AVAILABLE DATA
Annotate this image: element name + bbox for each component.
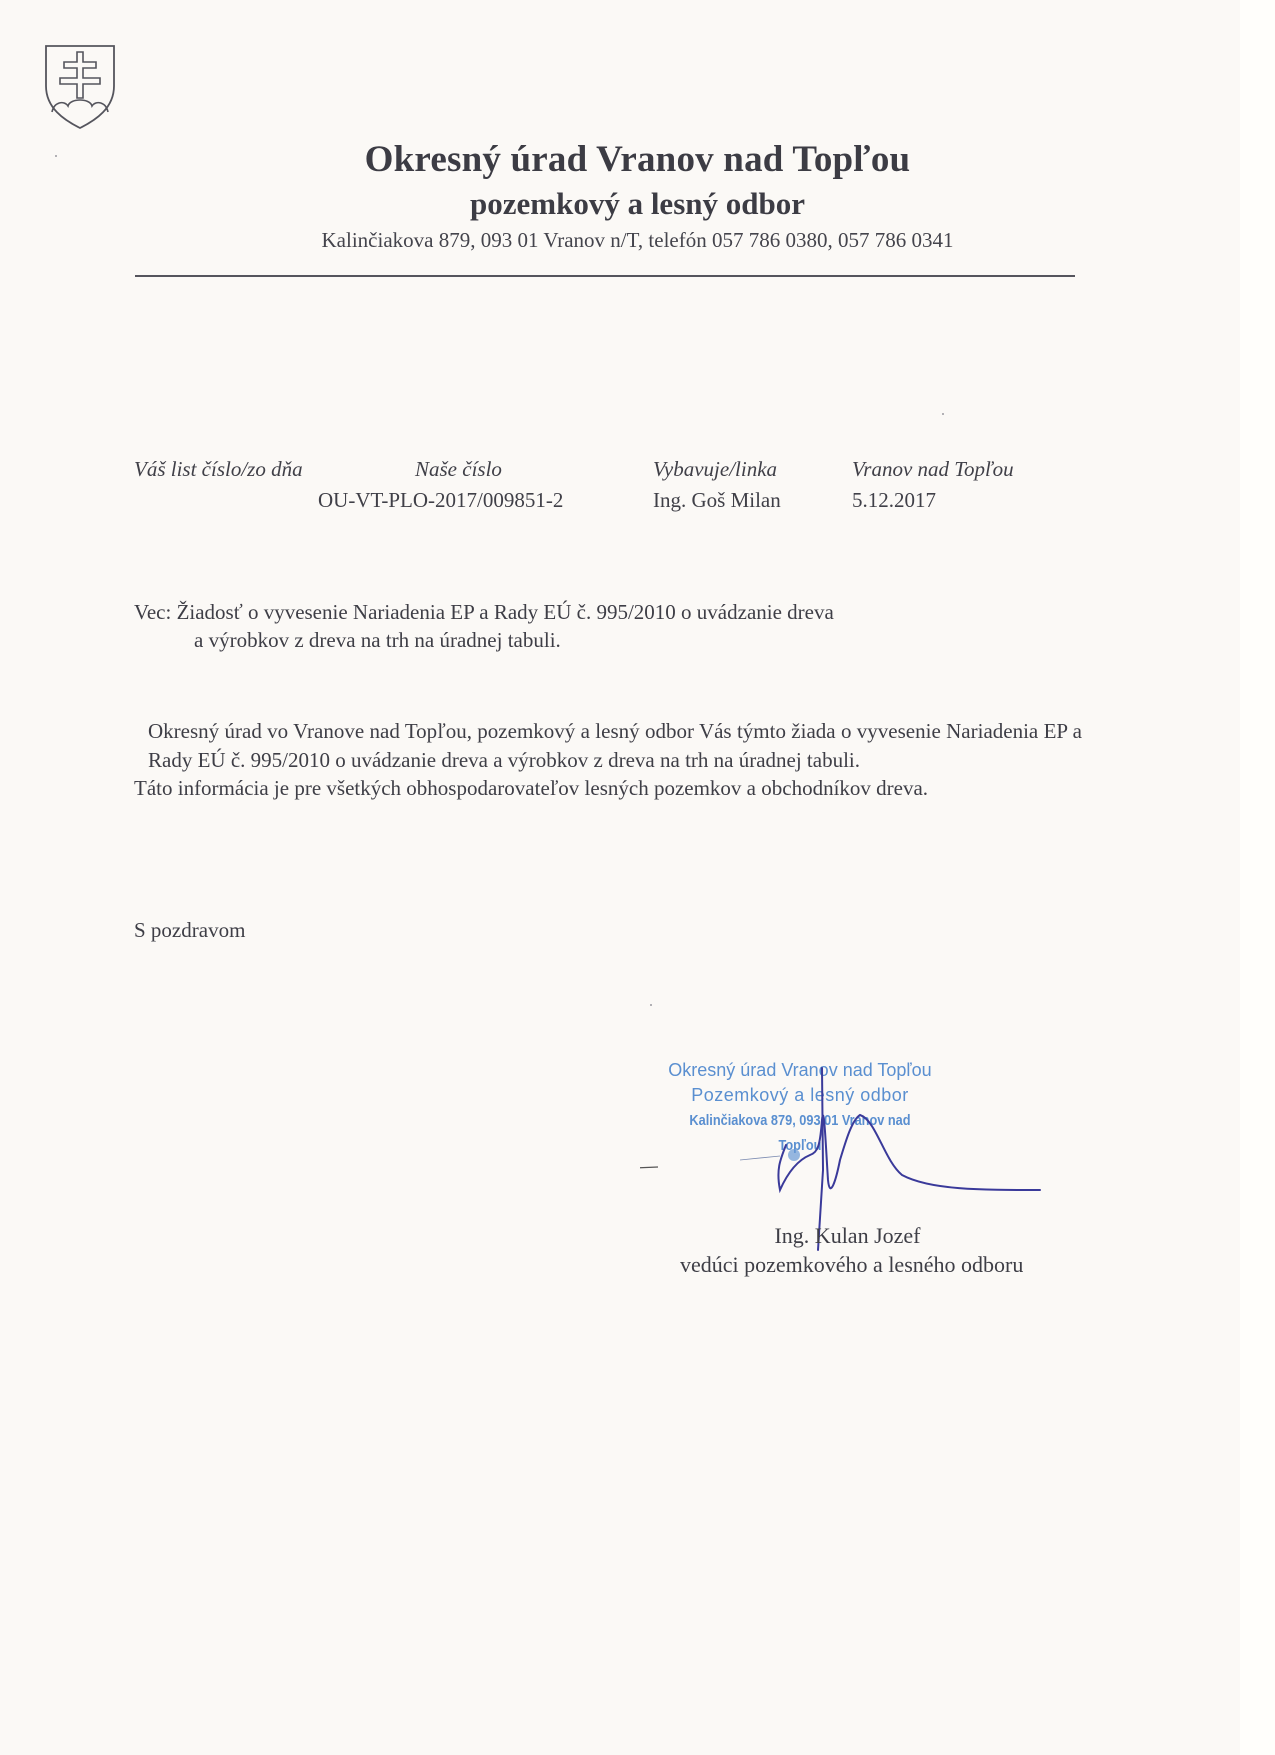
letter-body: Okresný úrad vo Vranove nad Topľou, poze… bbox=[134, 717, 1082, 803]
subject-line: Vec: Žiadosť o vyvesenie Nariadenia EP a… bbox=[134, 600, 834, 625]
label-place: Vranov nad Topľou bbox=[852, 457, 1014, 482]
signer-role: vedúci pozemkového a lesného odboru bbox=[680, 1252, 1023, 1278]
header-divider bbox=[135, 275, 1075, 277]
body-paragraph-info: Táto informácia je pre všetkých obhospod… bbox=[134, 774, 1082, 803]
letter-date: 5.12.2017 bbox=[852, 488, 936, 513]
office-address: Kalinčiakova 879, 093 01 Vranov n/T, tel… bbox=[0, 228, 1275, 253]
subject-line-continued: a výrobkov z dreva na trh na úradnej tab… bbox=[194, 628, 561, 653]
label-your-letter: Váš list číslo/zo dňa bbox=[134, 457, 303, 482]
department-name: pozemkový a lesný odbor bbox=[0, 186, 1275, 222]
label-handled-by: Vybavuje/linka bbox=[653, 457, 777, 482]
slovak-coat-of-arms-icon bbox=[40, 40, 120, 130]
scan-speck bbox=[650, 1004, 652, 1006]
scan-speck bbox=[942, 413, 944, 415]
our-reference-number: OU-VT-PLO-2017/009851-2 bbox=[318, 488, 563, 513]
signer-name: Ing. Kulan Jozef bbox=[0, 1223, 1275, 1249]
closing-greeting: S pozdravom bbox=[134, 918, 245, 943]
handled-by-name: Ing. Goš Milan bbox=[653, 488, 781, 513]
label-our-number: Naše číslo bbox=[415, 457, 502, 482]
office-title: Okresný úrad Vranov nad Topľou bbox=[0, 138, 1275, 181]
scan-margin-strip bbox=[1240, 0, 1275, 1755]
scan-speck bbox=[55, 155, 57, 157]
body-paragraph-request: Okresný úrad vo Vranove nad Topľou, poze… bbox=[134, 717, 1082, 774]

SET TASK
Write out every line of the records above word for word, but leave out the pictures.

WORKED SOLUTION
Annotate this image: element name + bbox for each component.
letter-body: Okresný úrad vo Vranove nad Topľou, poze… bbox=[134, 717, 1082, 803]
subject-line: Vec: Žiadosť o vyvesenie Nariadenia EP a… bbox=[134, 600, 834, 625]
label-place: Vranov nad Topľou bbox=[852, 457, 1014, 482]
signer-role: vedúci pozemkového a lesného odboru bbox=[680, 1252, 1023, 1278]
header-divider bbox=[135, 275, 1075, 277]
body-paragraph-info: Táto informácia je pre všetkých obhospod… bbox=[134, 774, 1082, 803]
letter-date: 5.12.2017 bbox=[852, 488, 936, 513]
office-address: Kalinčiakova 879, 093 01 Vranov n/T, tel… bbox=[0, 228, 1275, 253]
subject-line-continued: a výrobkov z dreva na trh na úradnej tab… bbox=[194, 628, 561, 653]
label-your-letter: Váš list číslo/zo dňa bbox=[134, 457, 303, 482]
department-name: pozemkový a lesný odbor bbox=[0, 186, 1275, 222]
label-handled-by: Vybavuje/linka bbox=[653, 457, 777, 482]
slovak-coat-of-arms-icon bbox=[40, 40, 120, 130]
scan-speck bbox=[650, 1004, 652, 1006]
scan-speck bbox=[942, 413, 944, 415]
our-reference-number: OU-VT-PLO-2017/009851-2 bbox=[318, 488, 563, 513]
signer-name: Ing. Kulan Jozef bbox=[0, 1223, 1275, 1249]
closing-greeting: S pozdravom bbox=[134, 918, 245, 943]
handled-by-name: Ing. Goš Milan bbox=[653, 488, 781, 513]
label-our-number: Naše číslo bbox=[415, 457, 502, 482]
office-title: Okresný úrad Vranov nad Topľou bbox=[0, 138, 1275, 181]
scan-margin-strip bbox=[1240, 0, 1275, 1755]
scan-speck bbox=[55, 155, 57, 157]
body-paragraph-request: Okresný úrad vo Vranove nad Topľou, poze… bbox=[134, 717, 1082, 774]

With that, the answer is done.